■ TO BE DONE: Take every line that has the string "Output" and copy it out.

•••

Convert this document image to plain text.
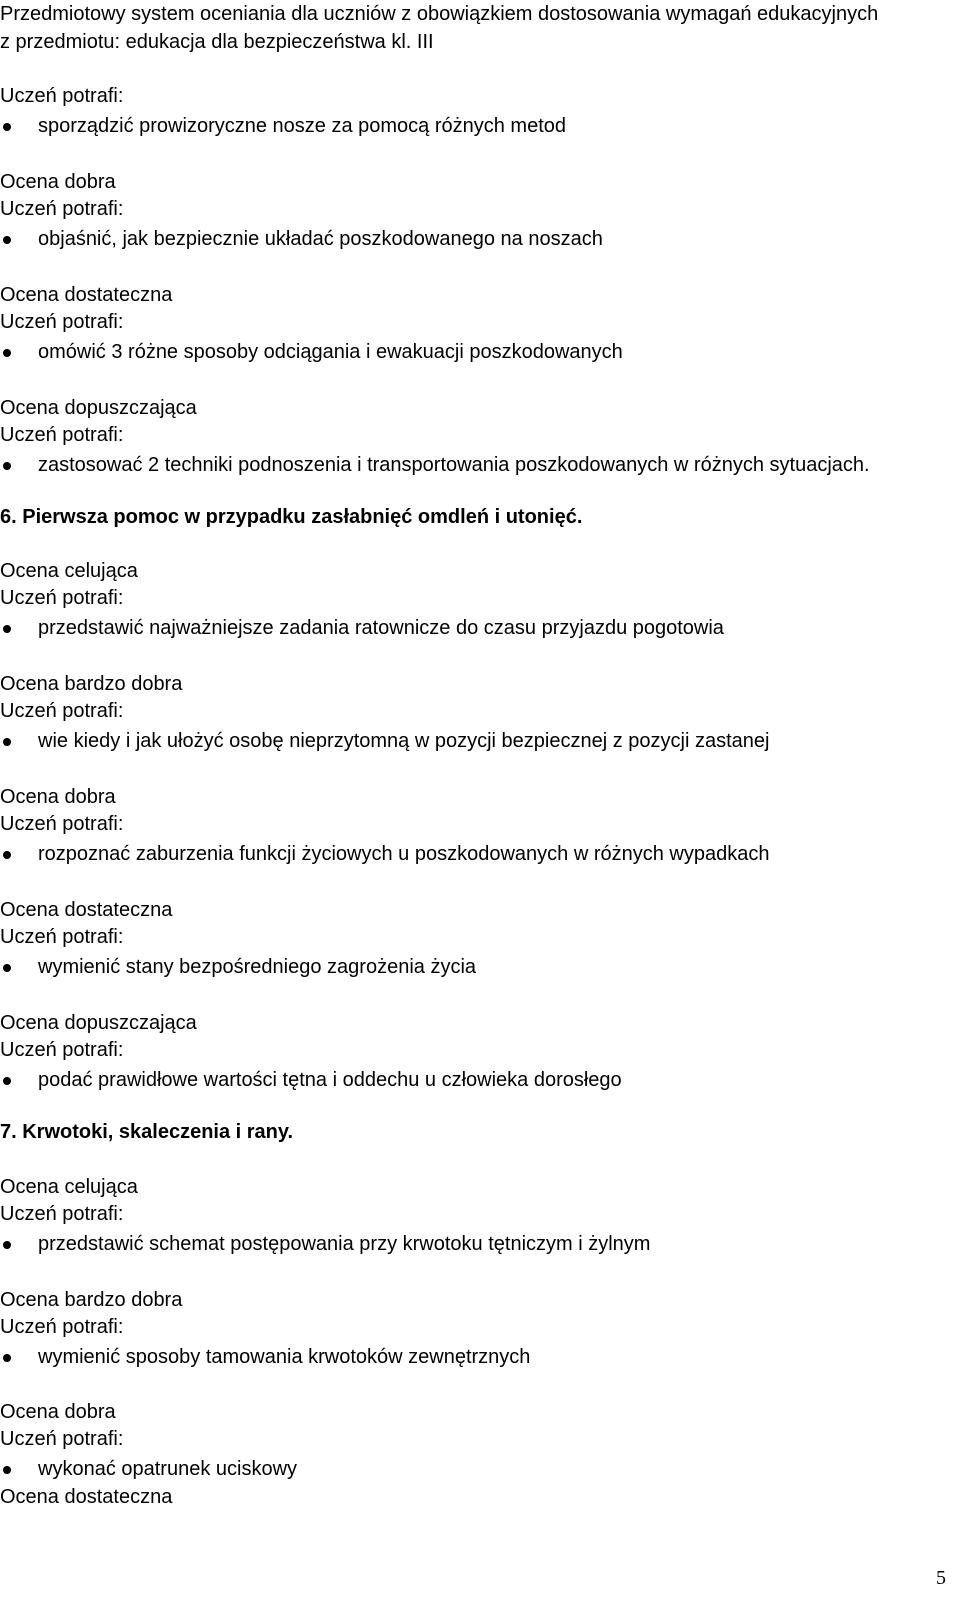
Przedmiotowy system oceniania dla uczniów z obowiązkiem dostosowania wymagań edukacyjnych
z przedmiotu: edukacja dla bezpieczeństwa kl. III
Uczeń potrafi:
sporządzić prowizoryczne nosze za pomocą różnych metod
Ocena dobra
Uczeń potrafi:
objaśnić, jak bezpiecznie układać poszkodowanego na noszach
Ocena dostateczna
Uczeń potrafi:
omówić 3 różne sposoby odciągania i ewakuacji poszkodowanych
Ocena dopuszczająca
Uczeń potrafi:
zastosować 2 techniki podnoszenia i transportowania poszkodowanych w różnych sytuacjach.
6. Pierwsza pomoc w przypadku zasłabnięć omdleń i utonięć.
Ocena celująca
Uczeń potrafi:
przedstawić najważniejsze zadania ratownicze do czasu przyjazdu pogotowia
Ocena bardzo dobra
Uczeń potrafi:
wie kiedy i jak ułożyć osobę nieprzytomną w pozycji bezpiecznej z pozycji zastanej
Ocena dobra
Uczeń potrafi:
rozpoznać zaburzenia funkcji życiowych u poszkodowanych w różnych wypadkach
Ocena dostateczna
Uczeń potrafi:
wymienić stany bezpośredniego zagrożenia życia
Ocena dopuszczająca
Uczeń potrafi:
podać prawidłowe wartości tętna i oddechu u człowieka dorosłego
7. Krwotoki, skaleczenia i rany.
Ocena celująca
Uczeń potrafi:
przedstawić schemat postępowania przy krwotoku tętniczym i żylnym
Ocena bardzo dobra
Uczeń potrafi:
wymienić sposoby tamowania krwotoków zewnętrznych
Ocena dobra
Uczeń potrafi:
wykonać opatrunek uciskowy
Ocena dostateczna
5
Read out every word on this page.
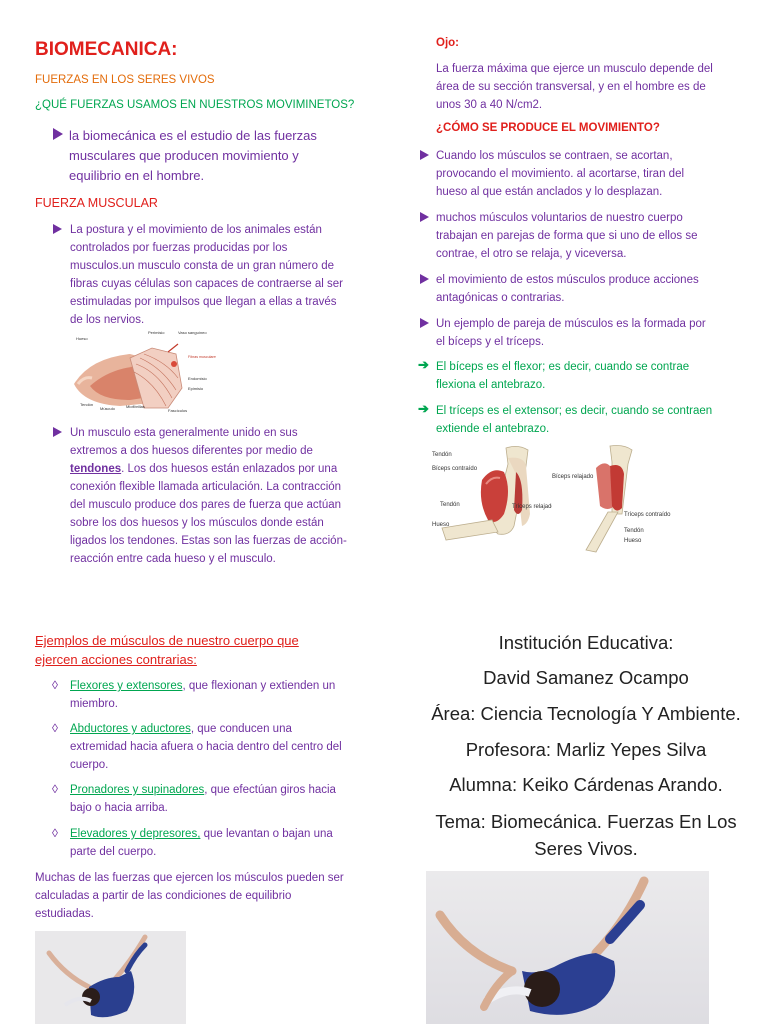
BIOMECANICA:
FUERZAS EN LOS SERES VIVOS
¿QUÉ FUERZAS USAMOS EN NUESTROS MOVIMINETOS?
la biomecánica es el estudio de las fuerzas
musculares que producen movimiento y
equilibrio en el hombre.
FUERZA MUSCULAR
La postura y el movimiento de los animales están
controlados por fuerzas producidas por los
musculos.un musculo consta de un gran número de
fibras cuyas células son capaces de contraerse al ser
estimuladas por impulsos que llegan a ellas a través
de los nervios.
Hueso
Perimisio	Vaso sanguíneo
Fibras musculares
Endomisio
Epimisio
Tendón
Músculo	Miofibrillas
Fascículos
Un musculo esta generalmente unido en sus
extremos a dos huesos diferentes por medio de
tendones. Los dos huesos están enlazados por una
conexión flexible llamada articulación. La contracción
del musculo produce dos pares de fuerza que actúan
sobre los dos huesos y los músculos donde están
ligados los tendones. Estas son las fuerzas de acción-
reacción entre cada hueso y el musculo.
Ojo:
La fuerza máxima que ejerce un musculo depende del
área de su sección transversal, y en el hombre es de
unos 30 a 40 N/cm2.
¿CÓMO SE PRODUCE EL MOVIMIENTO?
Cuando los músculos se contraen, se acortan,
provocando el movimiento. al acortarse, tiran del
hueso al que están anclados y lo desplazan.
muchos músculos voluntarios de nuestro cuerpo
trabajan en parejas de forma que si uno de ellos se
contrae, el otro se relaja, y viceversa.
el movimiento de estos músculos produce acciones
antagónicas o contrarias.
Un ejemplo de pareja de músculos es la formada por
el bíceps y el tríceps.
➔ El bíceps es el flexor; es decir, cuando se contrae
flexiona el antebrazo.
➔ El tríceps es el extensor; es decir, cuando se contraen
extiende el antebrazo.
Tendón
Bíceps contraído
Tendón
Hueso
Tríceps relajado
Bíceps relajado
Tríceps contraído
Tendón
Hueso
Ejemplos de músculos de nuestro cuerpo que
ejercen acciones contrarias:
◊ Flexores y extensores, que flexionan y extienden un
miembro.
◊ Abductores y aductores, que conducen una
extremidad hacia afuera o hacia dentro del centro del
cuerpo.
◊ Pronadores y supinadores, que efectúan giros hacia
bajo o hacia arriba.
◊ Elevadores y depresores, que levantan o bajan una
parte del cuerpo.
Muchas de las fuerzas que ejercen los músculos pueden ser
calculadas a partir de las condiciones de equilibrio
estudiadas.
Institución Educativa:
David Samanez Ocampo
Área: Ciencia Tecnología Y Ambiente.
Profesora: Marliz Yepes Silva
Alumna: Keiko Cárdenas Arando.
Tema: Biomecánica. Fuerzas En Los
Seres Vivos.
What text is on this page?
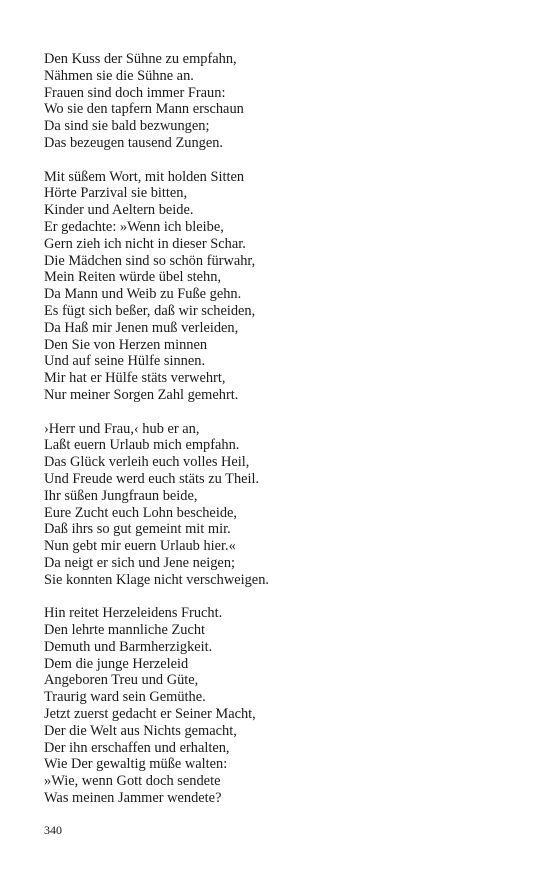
Den Kuss der Sühne zu empfahn,
Nähmen sie die Sühne an.
Frauen sind doch immer Fraun:
Wo sie den tapfern Mann erschaun
Da sind sie bald bezwungen;
Das bezeugen tausend Zungen.
Mit süßem Wort, mit holden Sitten
Hörte Parzival sie bitten,
Kinder und Aeltern beide.
Er gedachte: »Wenn ich bleibe,
Gern zieh ich nicht in dieser Schar.
Die Mädchen sind so schön fürwahr,
Mein Reiten würde übel stehn,
Da Mann und Weib zu Fuße gehn.
Es fügt sich beßer, daß wir scheiden,
Da Haß mir Jenen muß verleiden,
Den Sie von Herzen minnen
Und auf seine Hülfe sinnen.
Mir hat er Hülfe stäts verwehrt,
Nur meiner Sorgen Zahl gemehrt.
›Herr und Frau,‹ hub er an,
Laßt euern Urlaub mich empfahn.
Das Glück verleih euch volles Heil,
Und Freude werd euch stäts zu Theil.
Ihr süßen Jungfraun beide,
Eure Zucht euch Lohn bescheide,
Daß ihrs so gut gemeint mit mir.
Nun gebt mir euern Urlaub hier.«
Da neigt er sich und Jene neigen;
Sie konnten Klage nicht verschweigen.
Hin reitet Herzeleidens Frucht.
Den lehrte mannliche Zucht
Demuth und Barmherzigkeit.
Dem die junge Herzeleid
Angeboren Treu und Güte,
Traurig ward sein Gemüthe.
Jetzt zuerst gedacht er Seiner Macht,
Der die Welt aus Nichts gemacht,
Der ihn erschaffen und erhalten,
Wie Der gewaltig müße walten:
»Wie, wenn Gott doch sendete
Was meinen Jammer wendete?
340
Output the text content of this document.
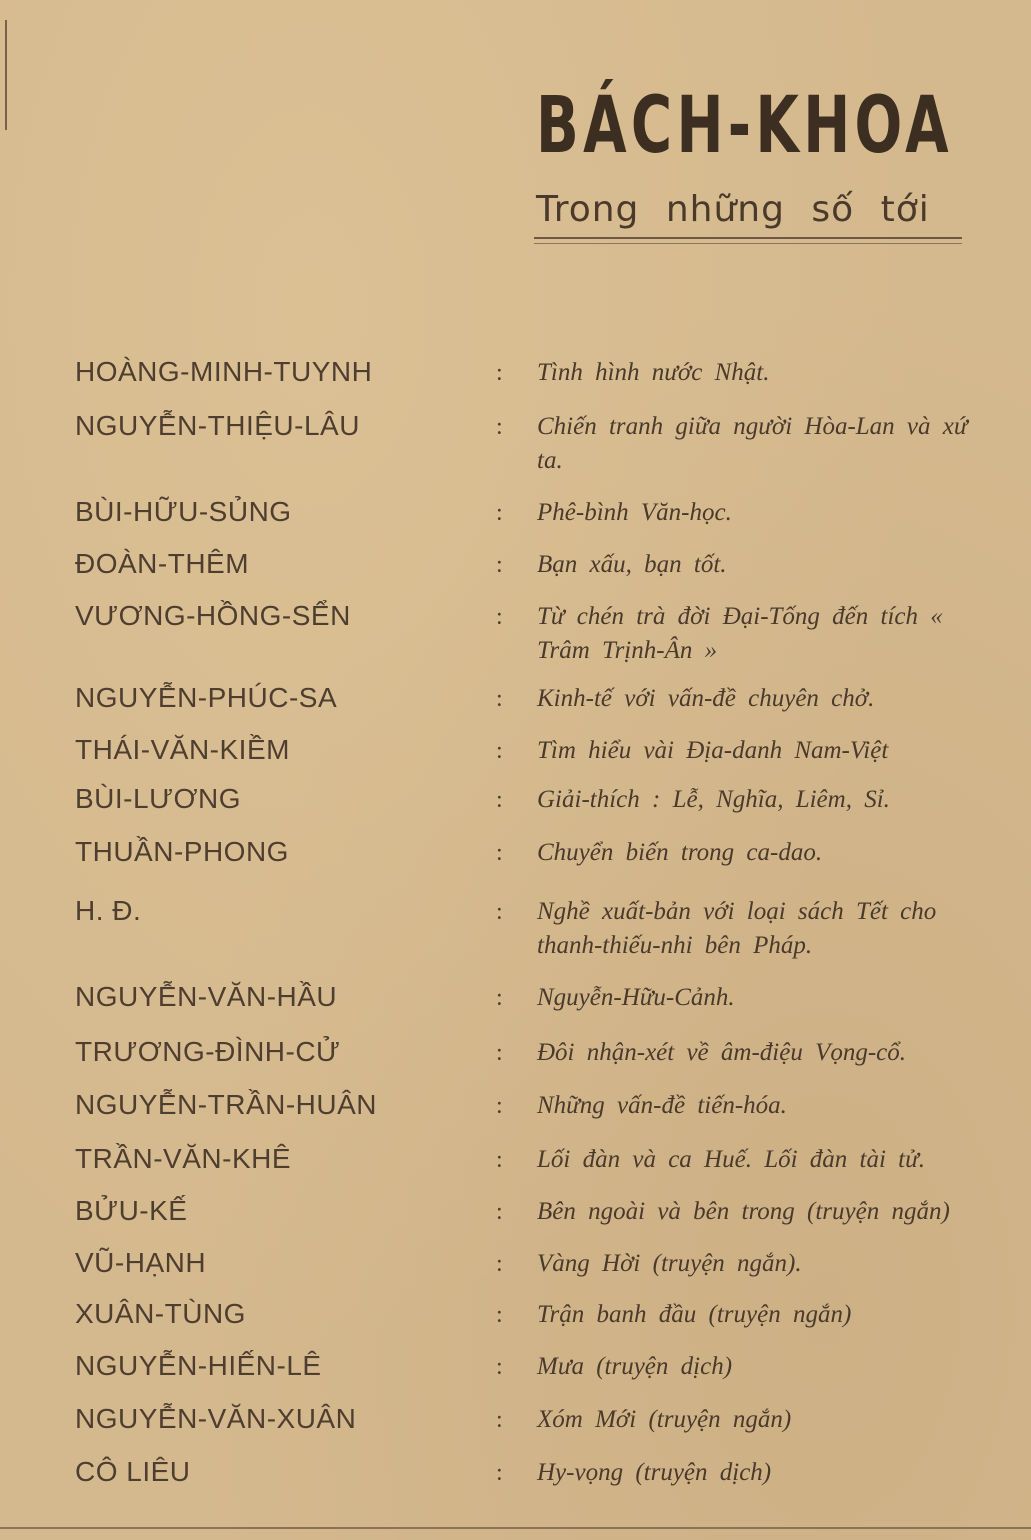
BÁCH-KHOA
Trong những số tới
HOÀNG-MINH-TUYNH	: Tình hình nước Nhật.
NGUYỄN-THIỆU-LÂU	: Chiến tranh giữa người Hòa-Lan và xứ ta.
BÙI-HỮU-SỦNG	: Phê-bình Văn-học.
ĐOÀN-THÊM	: Bạn xấu, bạn tốt.
VƯƠNG-HỒNG-SỂN	: Từ chén trà đời Đại-Tống đến tích « Trâm Trịnh-Ân »
NGUYỄN-PHÚC-SA	: Kinh-tế với vấn-đề chuyên chở.
THÁI-VĂN-KIỀM	: Tìm hiểu vài Địa-danh Nam-Việt
BÙI-LƯƠNG	: Giải-thích : Lễ, Nghĩa, Liêm, Sỉ.
THUẦN-PHONG	: Chuyển biến trong ca-dao.
H. Đ.	: Nghề xuất-bản với loại sách Tết cho thanh-thiếu-nhi bên Pháp.
NGUYỄN-VĂN-HẦU	: Nguyễn-Hữu-Cảnh.
TRƯƠNG-ĐÌNH-CỬ	: Đôi nhận-xét về âm-điệu Vọng-cổ.
NGUYỄN-TRẦN-HUÂN	: Những vấn-đề tiến-hóa.
TRẦN-VĂN-KHÊ	: Lối đàn và ca Huế. Lối đàn tài tử.
BỬU-KẾ	: Bên ngoài và bên trong (truyện ngắn)
VŨ-HẠNH	: Vàng Hời (truyện ngắn).
XUÂN-TÙNG	: Trận banh đầu (truyện ngắn)
NGUYỄN-HIẾN-LÊ	: Mưa (truyện dịch)
NGUYỄN-VĂN-XUÂN	: Xóm Mới (truyện ngắn)
CÔ LIÊU	: Hy-vọng (truyện dịch)
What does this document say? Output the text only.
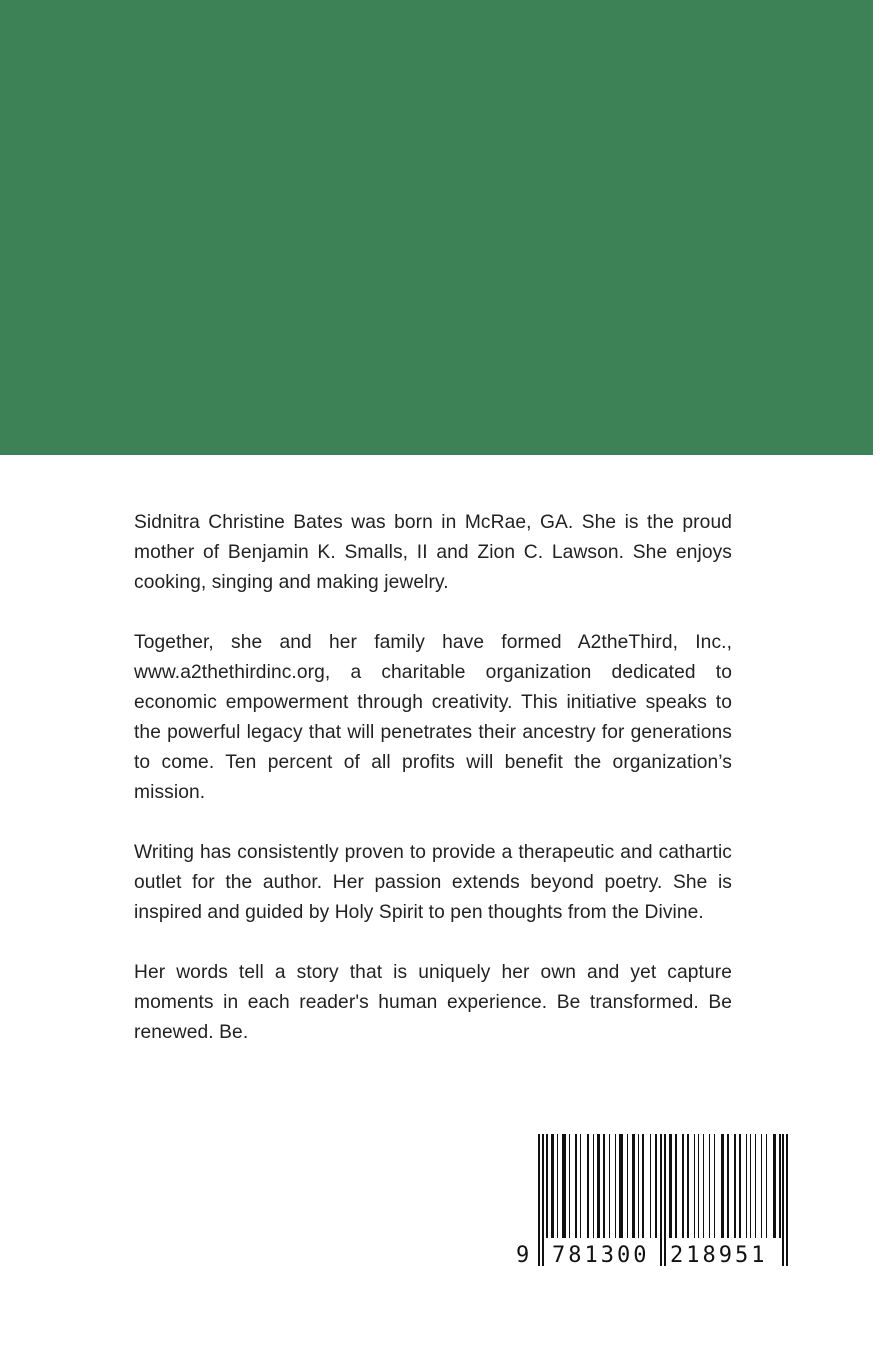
Sidnitra Christine Bates was born in McRae, GA. She is the proud mother of Benjamin K. Smalls, II and Zion C. Lawson. She enjoys cooking, singing and making jewelry.

Together, she and her family have formed A2theThird, Inc., www.a2thethirdinc.org, a charitable organization dedicated to economic empowerment through creativity. This initiative speaks to the powerful legacy that will penetrates their ancestry for generations to come. Ten percent of all profits will benefit the organization’s mission.

Writing has consistently proven to provide a therapeutic and cathartic outlet for the author. Her passion extends beyond poetry. She is inspired and guided by Holy Spirit to pen thoughts from the Divine.

Her words tell a story that is uniquely her own and yet capture moments in each reader's human experience. Be transformed. Be renewed. Be.

9 781300 218951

•••

■ WORKED ANSWER:
Output the text content of this document.
What does this document say? Output the text only.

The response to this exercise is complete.